-- begin --

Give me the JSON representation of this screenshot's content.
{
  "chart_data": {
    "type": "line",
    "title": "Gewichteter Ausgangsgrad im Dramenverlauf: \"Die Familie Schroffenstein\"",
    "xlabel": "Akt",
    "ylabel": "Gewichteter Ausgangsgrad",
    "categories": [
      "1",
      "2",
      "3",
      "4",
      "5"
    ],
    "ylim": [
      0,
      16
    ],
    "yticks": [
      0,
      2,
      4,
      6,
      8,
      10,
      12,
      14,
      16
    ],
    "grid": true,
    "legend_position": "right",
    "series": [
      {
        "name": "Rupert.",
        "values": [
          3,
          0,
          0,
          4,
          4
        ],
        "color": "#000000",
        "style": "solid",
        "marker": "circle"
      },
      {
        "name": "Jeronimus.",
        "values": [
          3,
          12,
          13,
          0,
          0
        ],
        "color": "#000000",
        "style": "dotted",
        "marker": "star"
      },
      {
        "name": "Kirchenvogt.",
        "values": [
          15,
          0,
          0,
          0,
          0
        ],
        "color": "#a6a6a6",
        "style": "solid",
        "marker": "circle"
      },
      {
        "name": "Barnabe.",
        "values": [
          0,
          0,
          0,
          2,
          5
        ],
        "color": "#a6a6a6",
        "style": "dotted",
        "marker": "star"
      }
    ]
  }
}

-- end --
-- begin --

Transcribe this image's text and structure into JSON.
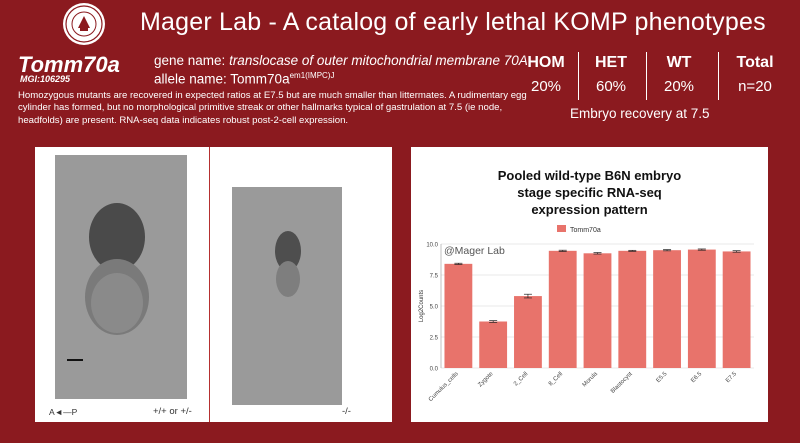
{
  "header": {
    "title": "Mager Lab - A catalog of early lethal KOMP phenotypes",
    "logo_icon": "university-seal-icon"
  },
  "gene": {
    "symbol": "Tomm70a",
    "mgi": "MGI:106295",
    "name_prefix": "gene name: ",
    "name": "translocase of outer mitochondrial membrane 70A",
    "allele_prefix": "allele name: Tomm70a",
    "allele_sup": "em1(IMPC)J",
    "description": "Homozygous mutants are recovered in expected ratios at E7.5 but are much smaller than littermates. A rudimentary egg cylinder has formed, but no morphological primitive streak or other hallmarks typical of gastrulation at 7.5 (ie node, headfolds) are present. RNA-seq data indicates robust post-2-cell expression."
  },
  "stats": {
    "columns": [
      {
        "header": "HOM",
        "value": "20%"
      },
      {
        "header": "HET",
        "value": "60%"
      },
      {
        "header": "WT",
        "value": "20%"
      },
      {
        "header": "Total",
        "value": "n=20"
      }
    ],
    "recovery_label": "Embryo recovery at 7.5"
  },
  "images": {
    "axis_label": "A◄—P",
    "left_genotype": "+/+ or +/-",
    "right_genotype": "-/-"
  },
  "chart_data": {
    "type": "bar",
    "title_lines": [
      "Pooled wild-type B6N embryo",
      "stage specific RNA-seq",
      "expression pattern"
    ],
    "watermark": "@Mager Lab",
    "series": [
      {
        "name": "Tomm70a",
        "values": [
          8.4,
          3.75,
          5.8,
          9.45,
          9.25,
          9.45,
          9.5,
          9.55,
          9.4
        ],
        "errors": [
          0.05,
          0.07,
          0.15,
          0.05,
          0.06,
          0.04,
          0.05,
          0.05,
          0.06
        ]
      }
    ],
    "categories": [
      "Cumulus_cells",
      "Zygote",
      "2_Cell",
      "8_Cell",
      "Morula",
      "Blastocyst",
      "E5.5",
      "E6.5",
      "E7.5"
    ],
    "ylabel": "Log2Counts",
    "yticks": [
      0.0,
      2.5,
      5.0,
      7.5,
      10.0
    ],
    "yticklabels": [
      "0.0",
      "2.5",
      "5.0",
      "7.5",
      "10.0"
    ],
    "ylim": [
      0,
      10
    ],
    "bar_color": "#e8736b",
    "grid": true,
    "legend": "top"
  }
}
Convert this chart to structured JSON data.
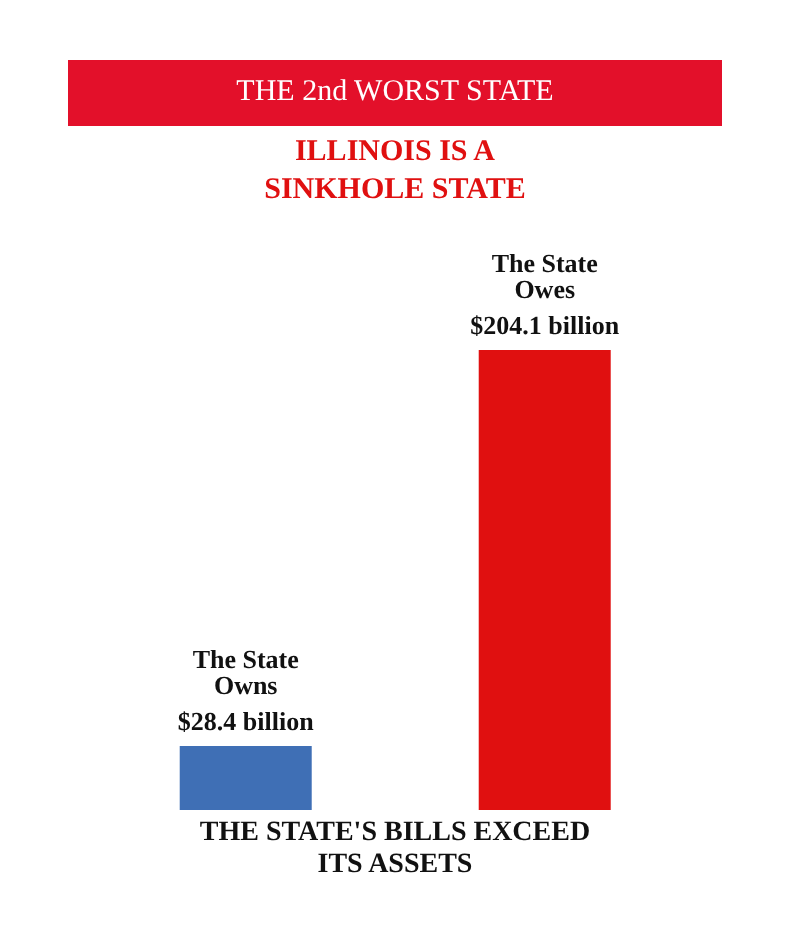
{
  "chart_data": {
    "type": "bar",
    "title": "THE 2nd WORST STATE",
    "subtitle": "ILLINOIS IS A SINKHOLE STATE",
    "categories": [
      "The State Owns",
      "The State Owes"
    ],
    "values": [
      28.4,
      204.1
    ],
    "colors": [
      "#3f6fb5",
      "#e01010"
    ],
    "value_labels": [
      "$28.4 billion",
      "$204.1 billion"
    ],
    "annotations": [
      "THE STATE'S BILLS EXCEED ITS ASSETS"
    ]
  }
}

-- end --

- INSTRUCTIONS TO FOLLOW
Scan the entries above for the word "this" and collect each line holding it.

- REPLY
Give me the JSON representation of this screenshot's content.
Transcribe this image's text and structure into JSON.
Convert this chart to structured JSON data.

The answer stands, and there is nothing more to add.